▶ **TASK OBJECTIVE**
Scan the records and identify every line in which the string "content" occurs, then return those lines.

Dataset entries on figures
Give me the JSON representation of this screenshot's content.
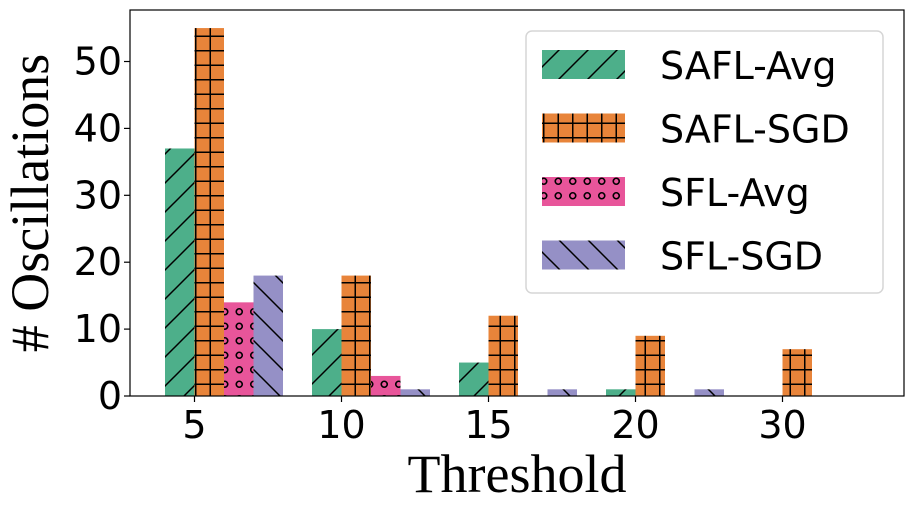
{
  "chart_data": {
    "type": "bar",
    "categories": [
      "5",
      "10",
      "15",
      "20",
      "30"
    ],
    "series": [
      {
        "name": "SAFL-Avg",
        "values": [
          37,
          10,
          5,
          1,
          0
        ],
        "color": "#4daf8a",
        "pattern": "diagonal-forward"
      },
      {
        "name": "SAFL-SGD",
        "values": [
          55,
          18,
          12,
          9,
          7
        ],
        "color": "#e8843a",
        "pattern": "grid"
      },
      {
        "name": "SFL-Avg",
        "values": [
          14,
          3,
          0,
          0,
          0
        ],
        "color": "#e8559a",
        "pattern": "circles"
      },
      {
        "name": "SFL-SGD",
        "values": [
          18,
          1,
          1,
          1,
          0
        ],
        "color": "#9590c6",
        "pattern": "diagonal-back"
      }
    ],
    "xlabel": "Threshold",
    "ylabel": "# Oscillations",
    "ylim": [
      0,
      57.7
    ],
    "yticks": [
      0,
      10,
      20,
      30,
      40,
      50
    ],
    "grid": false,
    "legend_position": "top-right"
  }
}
...
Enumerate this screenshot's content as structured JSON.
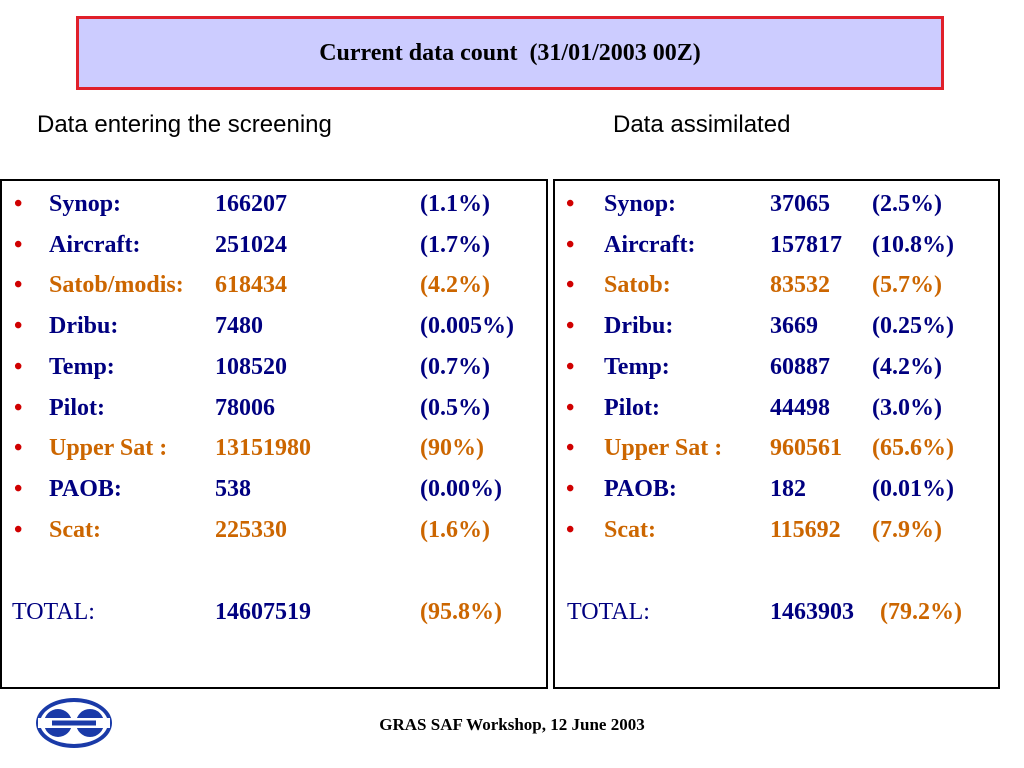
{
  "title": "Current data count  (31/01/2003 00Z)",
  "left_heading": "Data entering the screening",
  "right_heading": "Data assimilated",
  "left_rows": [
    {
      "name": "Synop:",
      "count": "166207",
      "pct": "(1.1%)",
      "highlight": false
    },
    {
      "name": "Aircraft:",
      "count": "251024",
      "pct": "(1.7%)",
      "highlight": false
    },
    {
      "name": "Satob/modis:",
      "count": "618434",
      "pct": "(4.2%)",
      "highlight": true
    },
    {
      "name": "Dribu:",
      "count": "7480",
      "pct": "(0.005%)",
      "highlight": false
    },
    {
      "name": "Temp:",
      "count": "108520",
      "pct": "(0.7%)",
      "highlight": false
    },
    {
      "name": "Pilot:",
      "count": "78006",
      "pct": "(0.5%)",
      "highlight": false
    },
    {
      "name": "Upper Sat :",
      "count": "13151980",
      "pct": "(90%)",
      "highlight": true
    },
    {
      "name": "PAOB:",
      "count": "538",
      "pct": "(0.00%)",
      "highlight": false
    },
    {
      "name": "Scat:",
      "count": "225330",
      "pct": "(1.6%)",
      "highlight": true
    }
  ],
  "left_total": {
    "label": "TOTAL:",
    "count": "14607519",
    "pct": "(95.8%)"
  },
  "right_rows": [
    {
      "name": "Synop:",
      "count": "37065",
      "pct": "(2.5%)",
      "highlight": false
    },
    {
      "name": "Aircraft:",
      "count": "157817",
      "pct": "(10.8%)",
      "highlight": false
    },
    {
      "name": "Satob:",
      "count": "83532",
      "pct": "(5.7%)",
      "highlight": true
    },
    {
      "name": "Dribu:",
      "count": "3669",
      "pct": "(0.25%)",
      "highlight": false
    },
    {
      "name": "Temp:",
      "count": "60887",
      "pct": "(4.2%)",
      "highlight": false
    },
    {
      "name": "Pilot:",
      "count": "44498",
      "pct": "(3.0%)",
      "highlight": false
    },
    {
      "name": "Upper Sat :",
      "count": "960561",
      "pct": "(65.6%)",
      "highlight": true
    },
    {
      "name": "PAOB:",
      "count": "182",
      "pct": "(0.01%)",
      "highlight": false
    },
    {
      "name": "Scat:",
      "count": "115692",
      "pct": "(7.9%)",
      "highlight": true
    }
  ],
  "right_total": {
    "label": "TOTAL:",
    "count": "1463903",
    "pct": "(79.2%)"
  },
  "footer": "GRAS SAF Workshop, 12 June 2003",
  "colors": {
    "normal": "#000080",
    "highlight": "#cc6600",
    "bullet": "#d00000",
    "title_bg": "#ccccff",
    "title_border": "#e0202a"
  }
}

▶ **EXERCISE ANSWER**
Give me the JSON representation of this screenshot's content.
Enumerate this screenshot's content as structured JSON.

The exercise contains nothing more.